- INPUT MATERIAL
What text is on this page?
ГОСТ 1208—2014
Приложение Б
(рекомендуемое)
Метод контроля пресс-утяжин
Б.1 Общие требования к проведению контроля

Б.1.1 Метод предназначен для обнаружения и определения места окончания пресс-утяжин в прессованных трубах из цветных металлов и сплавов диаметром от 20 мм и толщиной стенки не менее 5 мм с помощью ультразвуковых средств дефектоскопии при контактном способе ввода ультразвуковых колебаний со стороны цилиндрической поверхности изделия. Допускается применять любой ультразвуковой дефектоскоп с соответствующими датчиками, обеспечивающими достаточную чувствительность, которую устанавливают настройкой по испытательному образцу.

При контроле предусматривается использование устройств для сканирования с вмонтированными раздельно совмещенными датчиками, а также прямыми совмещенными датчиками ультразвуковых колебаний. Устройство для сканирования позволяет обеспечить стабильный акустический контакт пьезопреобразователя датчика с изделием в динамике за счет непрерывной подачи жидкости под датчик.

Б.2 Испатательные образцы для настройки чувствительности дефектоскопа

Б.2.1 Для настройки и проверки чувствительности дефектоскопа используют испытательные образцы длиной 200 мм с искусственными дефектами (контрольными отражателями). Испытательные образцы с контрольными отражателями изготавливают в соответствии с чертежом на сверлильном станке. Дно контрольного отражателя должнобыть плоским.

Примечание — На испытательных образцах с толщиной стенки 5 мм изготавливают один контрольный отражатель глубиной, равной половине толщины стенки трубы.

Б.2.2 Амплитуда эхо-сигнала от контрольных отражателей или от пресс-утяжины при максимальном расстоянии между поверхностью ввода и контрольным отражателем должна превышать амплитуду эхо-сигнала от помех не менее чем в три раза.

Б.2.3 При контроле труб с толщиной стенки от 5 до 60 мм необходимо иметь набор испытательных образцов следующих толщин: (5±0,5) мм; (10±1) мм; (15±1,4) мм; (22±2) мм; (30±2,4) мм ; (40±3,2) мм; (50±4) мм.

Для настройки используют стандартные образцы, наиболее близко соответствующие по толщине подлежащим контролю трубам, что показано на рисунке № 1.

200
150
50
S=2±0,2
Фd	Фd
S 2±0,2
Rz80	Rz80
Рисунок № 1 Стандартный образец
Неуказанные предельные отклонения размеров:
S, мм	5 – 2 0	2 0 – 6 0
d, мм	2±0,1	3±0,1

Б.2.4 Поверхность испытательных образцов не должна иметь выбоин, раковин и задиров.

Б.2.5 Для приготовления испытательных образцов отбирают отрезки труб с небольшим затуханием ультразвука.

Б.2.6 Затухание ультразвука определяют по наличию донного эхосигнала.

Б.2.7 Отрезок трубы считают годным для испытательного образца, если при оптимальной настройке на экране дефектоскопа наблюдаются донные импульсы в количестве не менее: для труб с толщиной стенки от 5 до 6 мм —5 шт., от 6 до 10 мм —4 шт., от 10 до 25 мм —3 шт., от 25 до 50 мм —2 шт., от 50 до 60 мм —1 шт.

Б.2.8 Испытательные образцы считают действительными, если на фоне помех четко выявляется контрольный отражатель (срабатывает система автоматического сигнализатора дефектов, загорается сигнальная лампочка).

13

- TASK DESCRIPTION
Copy each record from above without leaving any out.

- SOLUTION FOR THIS TASK
What text is on this page?
ГОСТ 1208—2014
Приложение Б
(рекомендуемое)
Метод контроля пресс-утяжин
Б.1 Общие требования к проведению контроля

Б.1.1 Метод предназначен для обнаружения и определения места окончания пресс-утяжин в прессованных трубах из цветных металлов и сплавов диаметром от 20 мм и толщиной стенки не менее 5 мм с помощью ультразвуковых средств дефектоскопии при контактном способе ввода ультразвуковых колебаний со стороны цилиндрической поверхности изделия. Допускается применять любой ультразвуковой дефектоскоп с соответствующими датчиками, обеспечивающими достаточную чувствительность, которую устанавливают настройкой по испытательному образцу.

При контроле предусматривается использование устройств для сканирования с вмонтированными раздельно совмещенными датчиками, а также прямыми совмещенными датчиками ультразвуковых колебаний. Устройство для сканирования позволяет обеспечить стабильный акустический контакт пьезопреобразователя датчика с изделием в динамике за счет непрерывной подачи жидкости под датчик.

Б.2 Испатательные образцы для настройки чувствительности дефектоскопа

Б.2.1 Для настройки и проверки чувствительности дефектоскопа используют испытательные образцы длиной 200 мм с искусственными дефектами (контрольными отражателями). Испытательные образцы с контрольными отражателями изготавливают в соответствии с чертежом на сверлильном станке. Дно контрольного отражателя должнобыть плоским.

Примечание — На испытательных образцах с толщиной стенки 5 мм изготавливают один контрольный отражатель глубиной, равной половине толщины стенки трубы.

Б.2.2 Амплитуда эхо-сигнала от контрольных отражателей или от пресс-утяжины при максимальном расстоянии между поверхностью ввода и контрольным отражателем должна превышать амплитуду эхо-сигнала от помех не менее чем в три раза.

Б.2.3 При контроле труб с толщиной стенки от 5 до 60 мм необходимо иметь набор испытательных образцов следующих толщин: (5±0,5) мм; (10±1) мм; (15±1,4) мм; (22±2) мм; (30±2,4) мм ; (40±3,2) мм; (50±4) мм.

Для настройки используют стандартные образцы, наиболее близко соответствующие по толщине подлежащим контролю трубам, что показано на рисунке № 1.

200
150
50
S=2±0,2
Фd	Фd
S 2±0,2
Rz80	Rz80
Рисунок № 1 Стандартный образец
Неуказанные предельные отклонения размеров:
S, мм	5 – 2 0	2 0 – 6 0
d, мм	2±0,1	3±0,1

Б.2.4 Поверхность испытательных образцов не должна иметь выбоин, раковин и задиров.

Б.2.5 Для приготовления испытательных образцов отбирают отрезки труб с небольшим затуханием ультразвука.

Б.2.6 Затухание ультразвука определяют по наличию донного эхосигнала.

Б.2.7 Отрезок трубы считают годным для испытательного образца, если при оптимальной настройке на экране дефектоскопа наблюдаются донные импульсы в количестве не менее: для труб с толщиной стенки от 5 до 6 мм —5 шт., от 6 до 10 мм —4 шт., от 10 до 25 мм —3 шт., от 25 до 50 мм —2 шт., от 50 до 60 мм —1 шт.

Б.2.8 Испытательные образцы считают действительными, если на фоне помех четко выявляется контрольный отражатель (срабатывает система автоматического сигнализатора дефектов, загорается сигнальная лампочка).

13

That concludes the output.